>> Begin SUPPLIED DATA

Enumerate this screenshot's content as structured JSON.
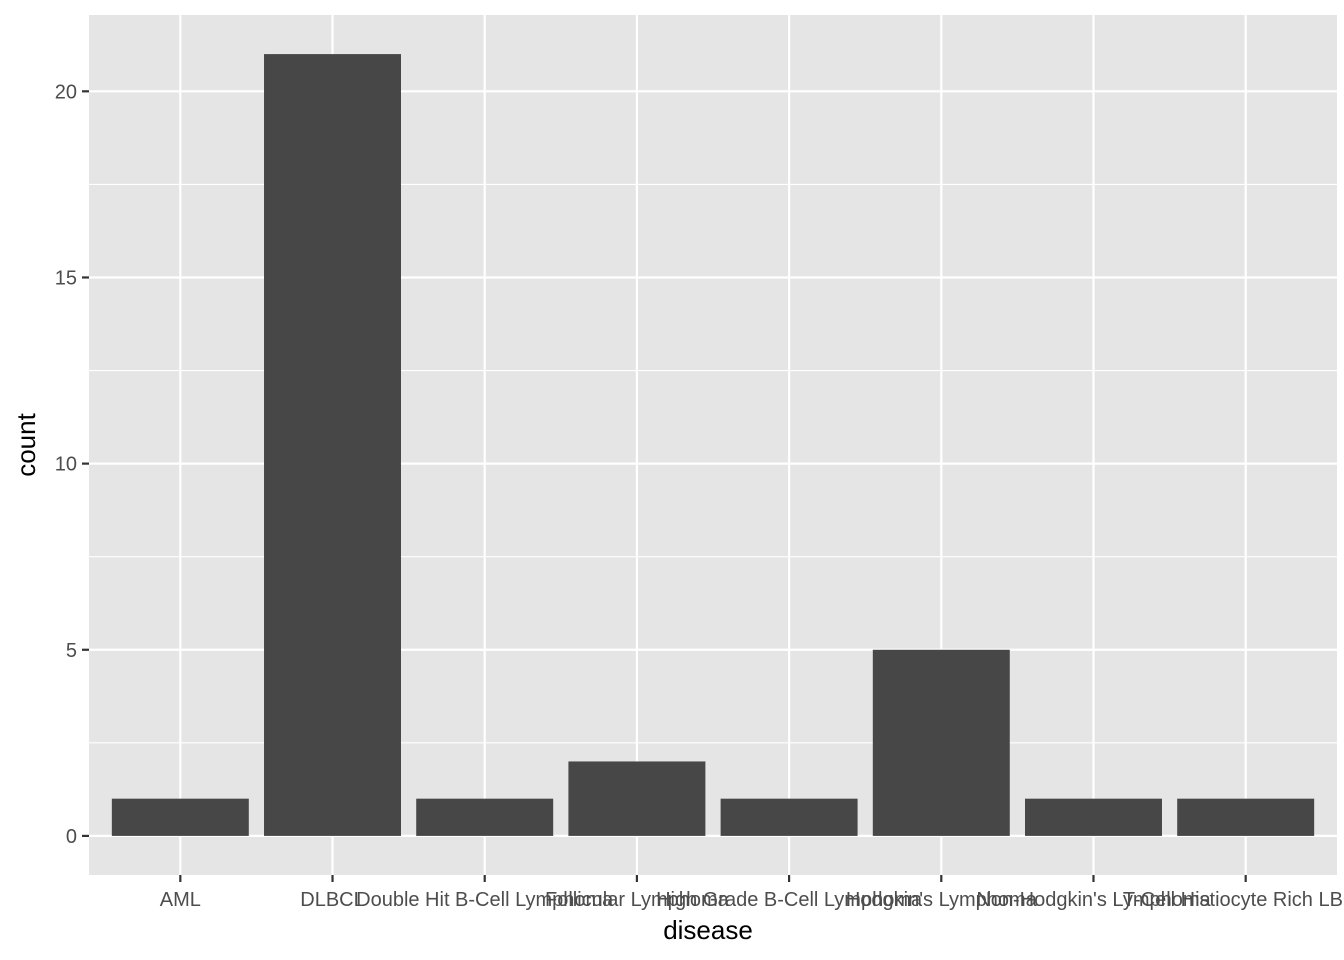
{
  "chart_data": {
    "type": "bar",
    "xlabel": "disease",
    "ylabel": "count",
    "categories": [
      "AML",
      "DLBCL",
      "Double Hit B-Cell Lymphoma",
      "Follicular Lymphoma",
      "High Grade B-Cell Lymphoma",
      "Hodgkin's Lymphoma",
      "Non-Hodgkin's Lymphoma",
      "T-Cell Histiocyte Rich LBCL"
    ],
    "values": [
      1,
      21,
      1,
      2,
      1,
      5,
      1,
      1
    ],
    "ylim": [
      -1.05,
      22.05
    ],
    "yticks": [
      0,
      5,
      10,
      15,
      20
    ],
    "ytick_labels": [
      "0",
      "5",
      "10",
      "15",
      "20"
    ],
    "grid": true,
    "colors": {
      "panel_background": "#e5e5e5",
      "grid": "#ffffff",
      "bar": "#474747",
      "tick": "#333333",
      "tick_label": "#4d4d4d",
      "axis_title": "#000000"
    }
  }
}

>> End SUPPLIED DATA
>> Begin SUPPLIED DATA

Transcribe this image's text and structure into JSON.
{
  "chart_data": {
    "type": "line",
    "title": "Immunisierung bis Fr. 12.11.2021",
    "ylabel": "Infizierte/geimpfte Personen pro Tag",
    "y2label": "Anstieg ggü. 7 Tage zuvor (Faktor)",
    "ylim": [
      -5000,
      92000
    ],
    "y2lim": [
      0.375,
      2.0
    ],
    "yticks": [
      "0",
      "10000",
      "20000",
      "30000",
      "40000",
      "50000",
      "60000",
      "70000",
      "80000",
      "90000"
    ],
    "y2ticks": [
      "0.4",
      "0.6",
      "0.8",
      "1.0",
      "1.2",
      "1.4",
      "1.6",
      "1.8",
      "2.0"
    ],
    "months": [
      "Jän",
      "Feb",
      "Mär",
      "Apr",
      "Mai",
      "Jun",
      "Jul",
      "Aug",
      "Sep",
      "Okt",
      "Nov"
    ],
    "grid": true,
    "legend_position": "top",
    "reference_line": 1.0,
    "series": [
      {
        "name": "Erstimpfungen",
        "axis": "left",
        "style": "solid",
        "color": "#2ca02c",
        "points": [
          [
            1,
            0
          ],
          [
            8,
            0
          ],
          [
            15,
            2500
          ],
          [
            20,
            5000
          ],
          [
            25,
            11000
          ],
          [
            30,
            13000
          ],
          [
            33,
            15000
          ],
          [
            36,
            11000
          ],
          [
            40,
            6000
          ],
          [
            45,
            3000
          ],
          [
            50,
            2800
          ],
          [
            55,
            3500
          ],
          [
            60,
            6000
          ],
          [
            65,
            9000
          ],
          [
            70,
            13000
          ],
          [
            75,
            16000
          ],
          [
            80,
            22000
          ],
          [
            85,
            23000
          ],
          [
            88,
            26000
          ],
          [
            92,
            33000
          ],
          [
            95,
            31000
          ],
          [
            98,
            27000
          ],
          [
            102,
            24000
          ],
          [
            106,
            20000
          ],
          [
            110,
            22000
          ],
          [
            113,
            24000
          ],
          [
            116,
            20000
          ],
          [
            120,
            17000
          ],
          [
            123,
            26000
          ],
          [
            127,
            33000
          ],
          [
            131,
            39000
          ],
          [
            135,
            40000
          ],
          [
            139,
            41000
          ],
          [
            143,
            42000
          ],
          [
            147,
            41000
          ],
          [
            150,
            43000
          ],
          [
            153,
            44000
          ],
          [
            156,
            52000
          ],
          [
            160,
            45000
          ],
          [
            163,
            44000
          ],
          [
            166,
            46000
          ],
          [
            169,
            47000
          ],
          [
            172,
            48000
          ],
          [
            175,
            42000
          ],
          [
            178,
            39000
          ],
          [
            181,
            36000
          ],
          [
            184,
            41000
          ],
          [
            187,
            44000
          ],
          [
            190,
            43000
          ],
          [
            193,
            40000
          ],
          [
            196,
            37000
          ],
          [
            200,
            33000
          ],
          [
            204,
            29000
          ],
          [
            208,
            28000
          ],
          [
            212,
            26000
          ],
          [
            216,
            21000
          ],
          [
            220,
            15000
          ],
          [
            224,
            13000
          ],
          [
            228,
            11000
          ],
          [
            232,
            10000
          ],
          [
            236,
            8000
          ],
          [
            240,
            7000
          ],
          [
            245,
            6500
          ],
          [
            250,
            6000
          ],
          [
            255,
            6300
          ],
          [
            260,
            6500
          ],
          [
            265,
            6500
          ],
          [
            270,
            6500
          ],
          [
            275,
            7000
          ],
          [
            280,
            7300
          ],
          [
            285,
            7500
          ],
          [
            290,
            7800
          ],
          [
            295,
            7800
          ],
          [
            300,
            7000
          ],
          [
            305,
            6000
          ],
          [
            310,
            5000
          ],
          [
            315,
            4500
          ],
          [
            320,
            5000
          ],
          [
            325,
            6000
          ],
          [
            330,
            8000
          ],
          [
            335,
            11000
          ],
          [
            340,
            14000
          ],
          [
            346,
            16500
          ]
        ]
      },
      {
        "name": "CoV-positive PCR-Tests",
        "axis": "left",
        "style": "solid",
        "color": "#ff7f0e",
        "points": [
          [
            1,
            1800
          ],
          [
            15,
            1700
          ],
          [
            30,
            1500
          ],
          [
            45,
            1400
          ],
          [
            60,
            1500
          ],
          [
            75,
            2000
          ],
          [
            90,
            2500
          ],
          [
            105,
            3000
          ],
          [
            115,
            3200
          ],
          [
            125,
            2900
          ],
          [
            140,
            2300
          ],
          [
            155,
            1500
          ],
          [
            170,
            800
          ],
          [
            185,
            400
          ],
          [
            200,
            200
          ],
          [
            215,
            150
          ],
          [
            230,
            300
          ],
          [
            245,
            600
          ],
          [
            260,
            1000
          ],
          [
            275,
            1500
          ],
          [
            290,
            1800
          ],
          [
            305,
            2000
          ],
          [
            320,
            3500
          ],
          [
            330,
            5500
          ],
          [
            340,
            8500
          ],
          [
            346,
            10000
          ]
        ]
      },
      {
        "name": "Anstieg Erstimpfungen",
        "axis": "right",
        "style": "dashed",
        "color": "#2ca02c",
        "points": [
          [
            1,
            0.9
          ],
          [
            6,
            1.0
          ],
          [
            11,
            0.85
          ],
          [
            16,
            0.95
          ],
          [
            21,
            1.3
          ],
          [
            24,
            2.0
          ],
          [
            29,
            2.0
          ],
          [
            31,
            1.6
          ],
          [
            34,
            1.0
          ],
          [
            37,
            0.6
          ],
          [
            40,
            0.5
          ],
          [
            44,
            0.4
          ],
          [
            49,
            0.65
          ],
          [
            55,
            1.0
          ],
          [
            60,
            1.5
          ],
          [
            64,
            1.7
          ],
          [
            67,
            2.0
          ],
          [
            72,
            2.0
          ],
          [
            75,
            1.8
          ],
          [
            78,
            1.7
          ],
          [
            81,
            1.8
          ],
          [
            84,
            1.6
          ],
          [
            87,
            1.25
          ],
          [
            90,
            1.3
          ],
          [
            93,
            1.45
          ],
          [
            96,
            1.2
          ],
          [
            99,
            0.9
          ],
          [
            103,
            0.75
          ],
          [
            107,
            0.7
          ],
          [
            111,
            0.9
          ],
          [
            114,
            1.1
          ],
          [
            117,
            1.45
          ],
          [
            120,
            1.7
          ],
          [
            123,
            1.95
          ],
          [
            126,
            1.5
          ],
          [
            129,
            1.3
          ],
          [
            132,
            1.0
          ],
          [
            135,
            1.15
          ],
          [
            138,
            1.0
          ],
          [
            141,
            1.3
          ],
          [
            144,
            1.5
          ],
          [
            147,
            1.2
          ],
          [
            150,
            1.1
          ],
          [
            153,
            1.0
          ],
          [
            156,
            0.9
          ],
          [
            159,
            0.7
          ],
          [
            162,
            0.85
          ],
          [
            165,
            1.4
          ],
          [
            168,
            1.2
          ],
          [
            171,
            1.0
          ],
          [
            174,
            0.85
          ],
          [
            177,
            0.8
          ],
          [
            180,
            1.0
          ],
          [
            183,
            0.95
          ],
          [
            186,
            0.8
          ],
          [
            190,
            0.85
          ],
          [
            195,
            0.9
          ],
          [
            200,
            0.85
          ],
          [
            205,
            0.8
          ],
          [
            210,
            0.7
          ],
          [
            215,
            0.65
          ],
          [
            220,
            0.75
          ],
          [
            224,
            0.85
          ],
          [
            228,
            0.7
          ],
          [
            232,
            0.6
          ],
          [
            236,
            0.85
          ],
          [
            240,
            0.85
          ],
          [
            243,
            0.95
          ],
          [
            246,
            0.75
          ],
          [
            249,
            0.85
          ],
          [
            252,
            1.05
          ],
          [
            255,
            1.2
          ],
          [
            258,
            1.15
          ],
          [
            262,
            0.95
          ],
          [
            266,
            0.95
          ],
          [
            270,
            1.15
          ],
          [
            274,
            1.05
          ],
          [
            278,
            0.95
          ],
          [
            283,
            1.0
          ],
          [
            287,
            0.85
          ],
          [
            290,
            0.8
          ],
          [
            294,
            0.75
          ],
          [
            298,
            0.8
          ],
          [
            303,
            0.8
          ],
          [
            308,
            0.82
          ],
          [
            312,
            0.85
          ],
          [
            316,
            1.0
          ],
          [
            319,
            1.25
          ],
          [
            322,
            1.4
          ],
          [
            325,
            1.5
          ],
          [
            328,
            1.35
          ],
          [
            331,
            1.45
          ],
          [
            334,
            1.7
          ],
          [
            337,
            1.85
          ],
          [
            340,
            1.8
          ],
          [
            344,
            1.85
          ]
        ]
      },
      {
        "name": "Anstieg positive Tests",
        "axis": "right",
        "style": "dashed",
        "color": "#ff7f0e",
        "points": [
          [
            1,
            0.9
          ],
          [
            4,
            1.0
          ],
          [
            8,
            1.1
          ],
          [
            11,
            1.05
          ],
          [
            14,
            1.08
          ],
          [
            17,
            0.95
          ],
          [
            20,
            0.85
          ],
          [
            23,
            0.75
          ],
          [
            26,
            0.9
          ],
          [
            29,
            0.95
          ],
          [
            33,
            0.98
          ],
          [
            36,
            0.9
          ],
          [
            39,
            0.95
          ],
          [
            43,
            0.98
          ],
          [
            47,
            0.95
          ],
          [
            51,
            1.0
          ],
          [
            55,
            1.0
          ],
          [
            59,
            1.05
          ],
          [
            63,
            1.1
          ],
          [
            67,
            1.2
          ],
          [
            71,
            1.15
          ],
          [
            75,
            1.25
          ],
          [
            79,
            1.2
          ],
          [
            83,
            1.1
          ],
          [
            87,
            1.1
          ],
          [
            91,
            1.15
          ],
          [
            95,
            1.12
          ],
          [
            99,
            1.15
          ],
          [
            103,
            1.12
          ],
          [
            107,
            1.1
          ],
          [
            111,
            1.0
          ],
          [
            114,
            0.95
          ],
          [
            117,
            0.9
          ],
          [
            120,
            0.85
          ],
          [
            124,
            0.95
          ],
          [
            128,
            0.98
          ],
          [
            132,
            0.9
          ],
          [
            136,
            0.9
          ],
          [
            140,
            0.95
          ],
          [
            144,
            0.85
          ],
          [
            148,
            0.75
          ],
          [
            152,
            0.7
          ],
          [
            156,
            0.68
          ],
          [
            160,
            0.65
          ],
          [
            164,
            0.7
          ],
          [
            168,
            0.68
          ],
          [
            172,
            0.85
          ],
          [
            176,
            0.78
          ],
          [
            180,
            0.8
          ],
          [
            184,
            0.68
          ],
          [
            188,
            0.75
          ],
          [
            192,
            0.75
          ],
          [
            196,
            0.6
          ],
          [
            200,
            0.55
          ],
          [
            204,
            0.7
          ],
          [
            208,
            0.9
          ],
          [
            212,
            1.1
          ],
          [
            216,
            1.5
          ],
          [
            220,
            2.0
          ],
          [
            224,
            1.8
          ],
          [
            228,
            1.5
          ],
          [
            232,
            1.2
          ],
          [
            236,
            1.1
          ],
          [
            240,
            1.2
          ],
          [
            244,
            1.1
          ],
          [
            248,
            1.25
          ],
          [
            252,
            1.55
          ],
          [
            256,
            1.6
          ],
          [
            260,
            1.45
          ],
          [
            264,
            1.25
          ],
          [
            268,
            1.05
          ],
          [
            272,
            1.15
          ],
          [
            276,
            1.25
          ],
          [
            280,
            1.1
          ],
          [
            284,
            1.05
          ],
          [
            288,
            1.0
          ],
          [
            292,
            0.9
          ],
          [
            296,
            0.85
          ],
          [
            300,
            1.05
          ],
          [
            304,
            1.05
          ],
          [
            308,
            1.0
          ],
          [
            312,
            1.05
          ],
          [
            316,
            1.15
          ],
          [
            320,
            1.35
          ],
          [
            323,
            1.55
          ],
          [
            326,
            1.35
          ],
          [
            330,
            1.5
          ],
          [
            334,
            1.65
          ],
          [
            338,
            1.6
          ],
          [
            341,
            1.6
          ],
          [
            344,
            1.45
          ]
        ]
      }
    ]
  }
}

>> End SUPPLIED DATA
>> Begin SUPPLIED DATA

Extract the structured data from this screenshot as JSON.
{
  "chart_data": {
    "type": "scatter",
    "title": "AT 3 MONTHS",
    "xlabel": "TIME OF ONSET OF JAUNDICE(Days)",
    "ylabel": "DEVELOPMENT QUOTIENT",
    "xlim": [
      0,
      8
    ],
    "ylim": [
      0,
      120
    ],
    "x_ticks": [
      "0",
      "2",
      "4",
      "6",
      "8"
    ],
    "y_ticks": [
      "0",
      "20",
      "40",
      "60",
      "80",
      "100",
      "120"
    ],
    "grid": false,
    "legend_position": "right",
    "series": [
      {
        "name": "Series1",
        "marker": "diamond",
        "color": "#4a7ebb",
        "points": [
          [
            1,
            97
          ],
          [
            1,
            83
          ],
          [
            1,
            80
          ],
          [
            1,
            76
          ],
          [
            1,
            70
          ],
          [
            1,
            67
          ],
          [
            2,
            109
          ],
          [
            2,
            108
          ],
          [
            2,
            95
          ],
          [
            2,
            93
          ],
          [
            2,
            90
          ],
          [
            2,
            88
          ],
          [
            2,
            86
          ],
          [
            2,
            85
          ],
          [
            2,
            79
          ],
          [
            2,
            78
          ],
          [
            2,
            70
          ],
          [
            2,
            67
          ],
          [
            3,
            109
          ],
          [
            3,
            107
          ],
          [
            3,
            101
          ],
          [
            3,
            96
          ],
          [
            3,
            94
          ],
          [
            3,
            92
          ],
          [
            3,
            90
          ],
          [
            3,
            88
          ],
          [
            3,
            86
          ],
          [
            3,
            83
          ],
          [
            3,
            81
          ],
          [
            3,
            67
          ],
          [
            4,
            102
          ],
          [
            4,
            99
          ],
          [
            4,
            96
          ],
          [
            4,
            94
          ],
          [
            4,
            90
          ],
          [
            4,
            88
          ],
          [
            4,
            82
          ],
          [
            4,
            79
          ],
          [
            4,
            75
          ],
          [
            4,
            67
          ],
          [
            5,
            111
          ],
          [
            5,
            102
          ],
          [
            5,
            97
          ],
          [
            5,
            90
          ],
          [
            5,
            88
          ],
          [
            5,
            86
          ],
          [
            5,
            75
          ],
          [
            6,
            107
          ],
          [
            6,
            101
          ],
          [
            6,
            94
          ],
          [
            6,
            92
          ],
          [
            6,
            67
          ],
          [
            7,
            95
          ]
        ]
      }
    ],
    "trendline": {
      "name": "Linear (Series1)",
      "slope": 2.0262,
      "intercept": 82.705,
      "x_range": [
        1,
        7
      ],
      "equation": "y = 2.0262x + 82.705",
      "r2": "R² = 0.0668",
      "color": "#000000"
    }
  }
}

>> End SUPPLIED DATA

### EXERCISE DETAILS
Pull out all lines from the entries above that include the word "Anstieg".

### WRITTEN REPLY
    "y2label": "Anstieg ggü. 7 Tage zuvor (Faktor)",
        "name": "Anstieg Erstimpfungen",
        "name": "Anstieg positive Tests",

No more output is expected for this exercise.